### TASK DETAILS
Copy the data below exactly, omitting any picture it contains.

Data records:
▽
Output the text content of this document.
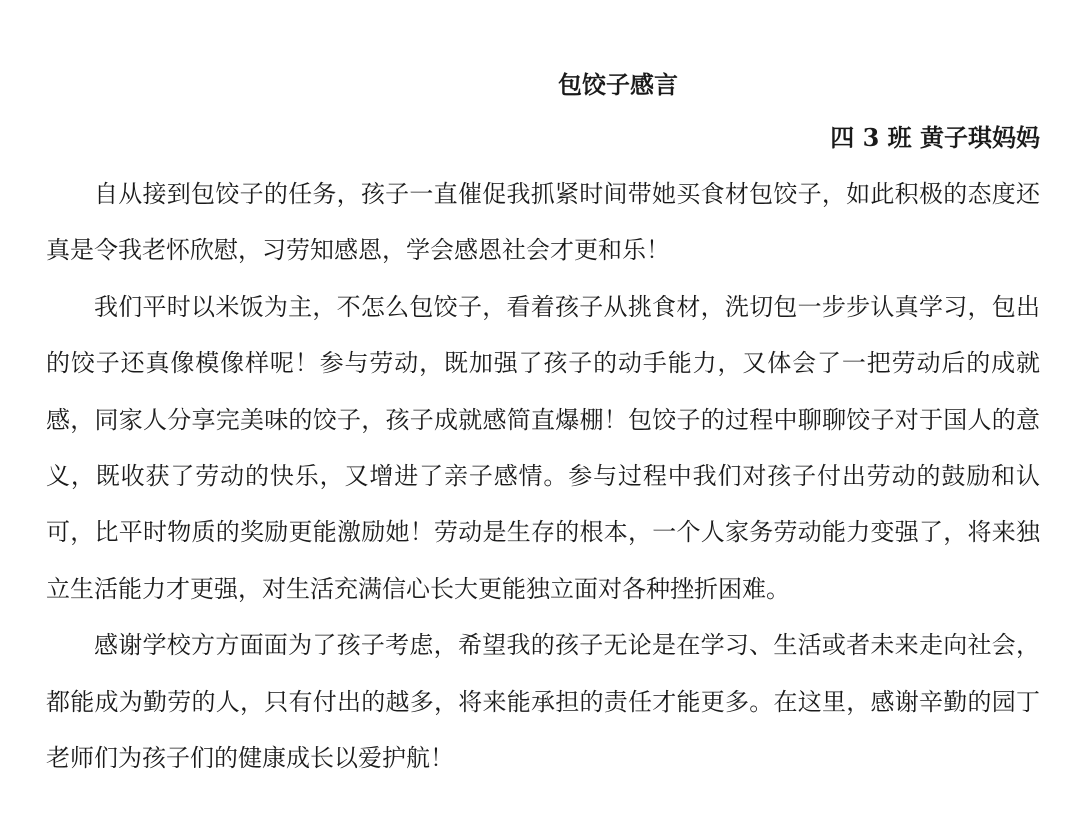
包饺子感言
四 3 班 黄子琪妈妈

自从接到包饺子的任务，孩子一直催促我抓紧时间带她买食材包饺子，如此积极的态度还真是令我老怀欣慰，习劳知感恩，学会感恩社会才更和乐！

我们平时以米饭为主，不怎么包饺子，看着孩子从挑食材，洗切包一步步认真学习，包出的饺子还真像模像样呢！参与劳动，既加强了孩子的动手能力，又体会了一把劳动后的成就感，同家人分享完美味的饺子，孩子成就感简直爆棚！包饺子的过程中聊聊饺子对于国人的意义，既收获了劳动的快乐，又增进了亲子感情。参与过程中我们对孩子付出劳动的鼓励和认可，比平时物质的奖励更能激励她！劳动是生存的根本，一个人家务劳动能力变强了，将来独立生活能力才更强，对生活充满信心长大更能独立面对各种挫折困难。

感谢学校方方面面为了孩子考虑，希望我的孩子无论是在学习、生活或者未来走向社会，都能成为勤劳的人，只有付出的越多，将来能承担的责任才能更多。在这里，感谢辛勤的园丁老师们为孩子们的健康成长以爱护航！
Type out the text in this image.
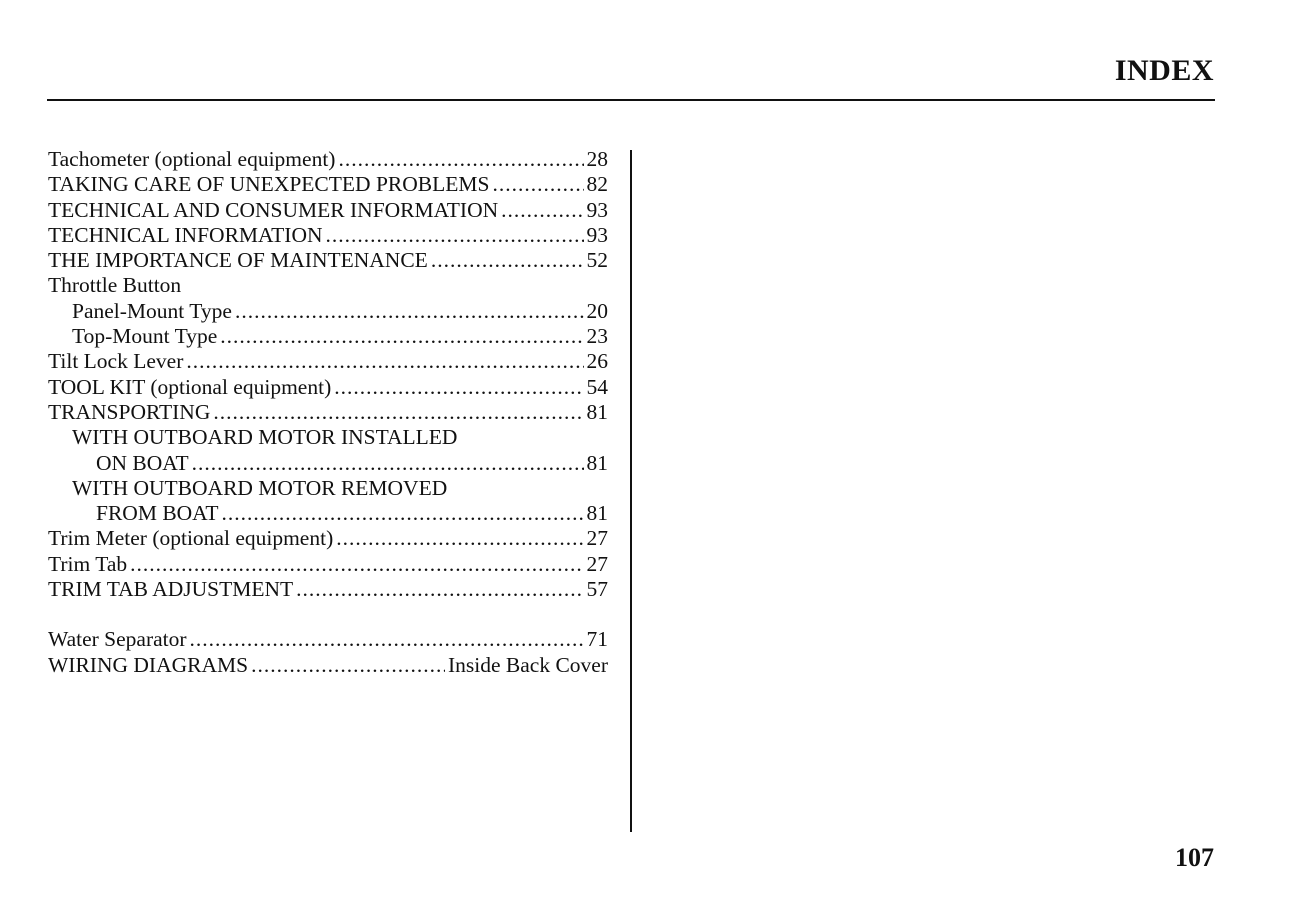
INDEX
Tachometer (optional equipment) .....	28
TAKING CARE OF UNEXPECTED PROBLEMS .....	82
TECHNICAL AND CONSUMER INFORMATION .....	93
TECHNICAL INFORMATION .....	93
THE IMPORTANCE OF MAINTENANCE .....	52
Throttle Button
Panel-Mount Type .....	20
Top-Mount Type .....	23
Tilt Lock Lever .....	26
TOOL KIT (optional equipment) .....	54
TRANSPORTING .....	81
WITH OUTBOARD MOTOR INSTALLED
ON BOAT .....	81
WITH OUTBOARD MOTOR REMOVED
FROM BOAT .....	81
Trim Meter (optional equipment) .....	27
Trim Tab .....	27
TRIM TAB ADJUSTMENT .....	57
Water Separator .....	71
WIRING DIAGRAMS .....	Inside Back Cover
107
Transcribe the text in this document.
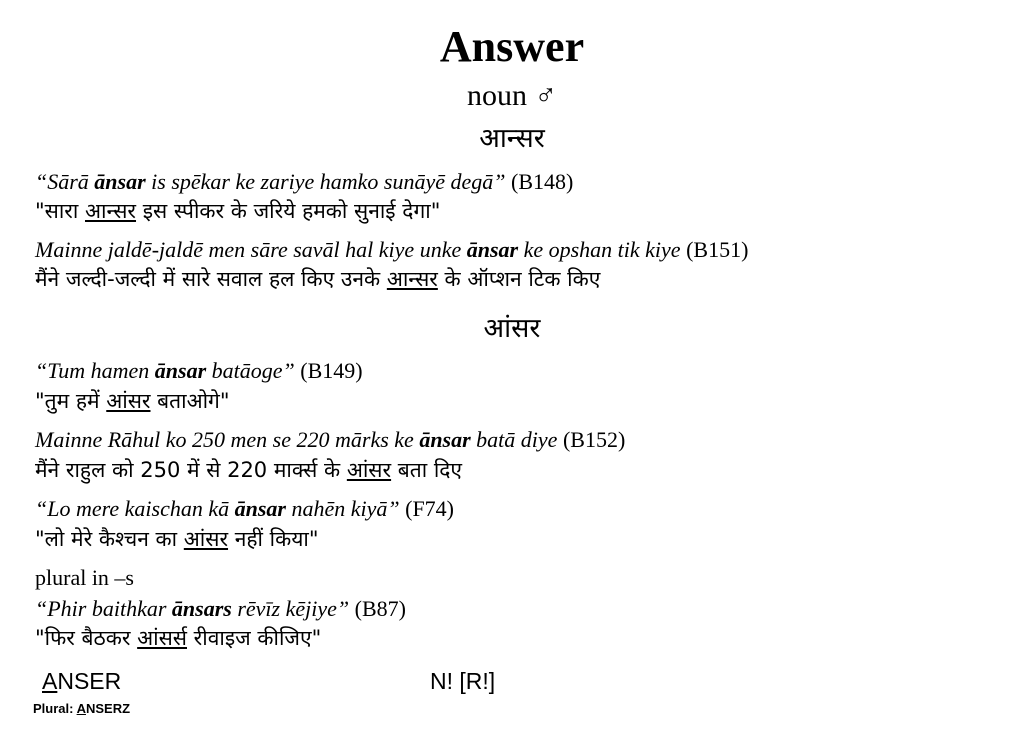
Answer
noun ♂
आन्सर
“Sārā ānsar is spēkar ke zariye hamko sunāyē degā” (B148)
"सारा आन्सर इस स्पीकर के जरिये हमको सुनाई देगा"
Mainne jaldē-jaldē men sāre savāl hal kiye unke ānsar ke opshan tik kiye (B151)
मैंने जल्दी-जल्दी में सारे सवाल हल किए उनके आन्सर के ऑप्शन टिक किए
आंसर
“Tum hamen ānsar batāoge” (B149)
"तुम हमें आंसर बताओगे"
Mainne Rāhul ko 250 men se 220 mārks ke ānsar batā diye (B152)
मैंने राहुल को 250 में से 220 मार्क्स के आंसर बता दिए
“Lo mere kaischan kā ānsar nahēn kiyā” (F74)
"लो मेरे कैश्चन का आंसर नहीं किया"
plural in –s
“Phir baithkar ānsars rēvīz kējiye” (B87)
"फिर बैठकर आंसर्स रीवाइज कीजिए"
ANSER	N! [R!]
Plural: ANSERZ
△
### IN RESPONSE
Output the text content of this document.
包饺子感言
四 3 班 黄子琪妈妈

自从接到包饺子的任务，孩子一直催促我抓紧时间带她买食材包饺子，如此积极的态度还真是令我老怀欣慰，习劳知感恩，学会感恩社会才更和乐！

我们平时以米饭为主，不怎么包饺子，看着孩子从挑食材，洗切包一步步认真学习，包出的饺子还真像模像样呢！参与劳动，既加强了孩子的动手能力，又体会了一把劳动后的成就感，同家人分享完美味的饺子，孩子成就感简直爆棚！包饺子的过程中聊聊饺子对于国人的意义，既收获了劳动的快乐，又增进了亲子感情。参与过程中我们对孩子付出劳动的鼓励和认可，比平时物质的奖励更能激励她！劳动是生存的根本，一个人家务劳动能力变强了，将来独立生活能力才更强，对生活充满信心长大更能独立面对各种挫折困难。

感谢学校方方面面为了孩子考虑，希望我的孩子无论是在学习、生活或者未来走向社会，都能成为勤劳的人，只有付出的越多，将来能承担的责任才能更多。在这里，感谢辛勤的园丁老师们为孩子们的健康成长以爱护航！
Type out the text in this image.
INDEX
Tachometer (optional equipment) .....	28
TAKING CARE OF UNEXPECTED PROBLEMS .....	82
TECHNICAL AND CONSUMER INFORMATION .....	93
TECHNICAL INFORMATION .....	93
THE IMPORTANCE OF MAINTENANCE .....	52
Throttle Button
Panel-Mount Type .....	20
Top-Mount Type .....	23
Tilt Lock Lever .....	26
TOOL KIT (optional equipment) .....	54
TRANSPORTING .....	81
WITH OUTBOARD MOTOR INSTALLED
ON BOAT .....	81
WITH OUTBOARD MOTOR REMOVED
FROM BOAT .....	81
Trim Meter (optional equipment) .....	27
Trim Tab .....	27
TRIM TAB ADJUSTMENT .....	57
Water Separator .....	71
WIRING DIAGRAMS .....	Inside Back Cover
107
Transcribe the text in this document.
Answer
noun ♂
आन्सर
“Sārā ānsar is spēkar ke zariye hamko sunāyē degā” (B148)
"सारा आन्सर इस स्पीकर के जरिये हमको सुनाई देगा"
Mainne jaldē-jaldē men sāre savāl hal kiye unke ānsar ke opshan tik kiye (B151)
मैंने जल्दी-जल्दी में सारे सवाल हल किए उनके आन्सर के ऑप्शन टिक किए
आंसर
“Tum hamen ānsar batāoge” (B149)
"तुम हमें आंसर बताओगे"
Mainne Rāhul ko 250 men se 220 mārks ke ānsar batā diye (B152)
मैंने राहुल को 250 में से 220 मार्क्स के आंसर बता दिए
“Lo mere kaischan kā ānsar nahēn kiyā” (F74)
"लो मेरे कैश्चन का आंसर नहीं किया"
plural in –s
“Phir baithkar ānsars rēvīz kējiye” (B87)
"फिर बैठकर आंसर्स रीवाइज कीजिए"
ANSER	N! [R!]
Plural: ANSERZ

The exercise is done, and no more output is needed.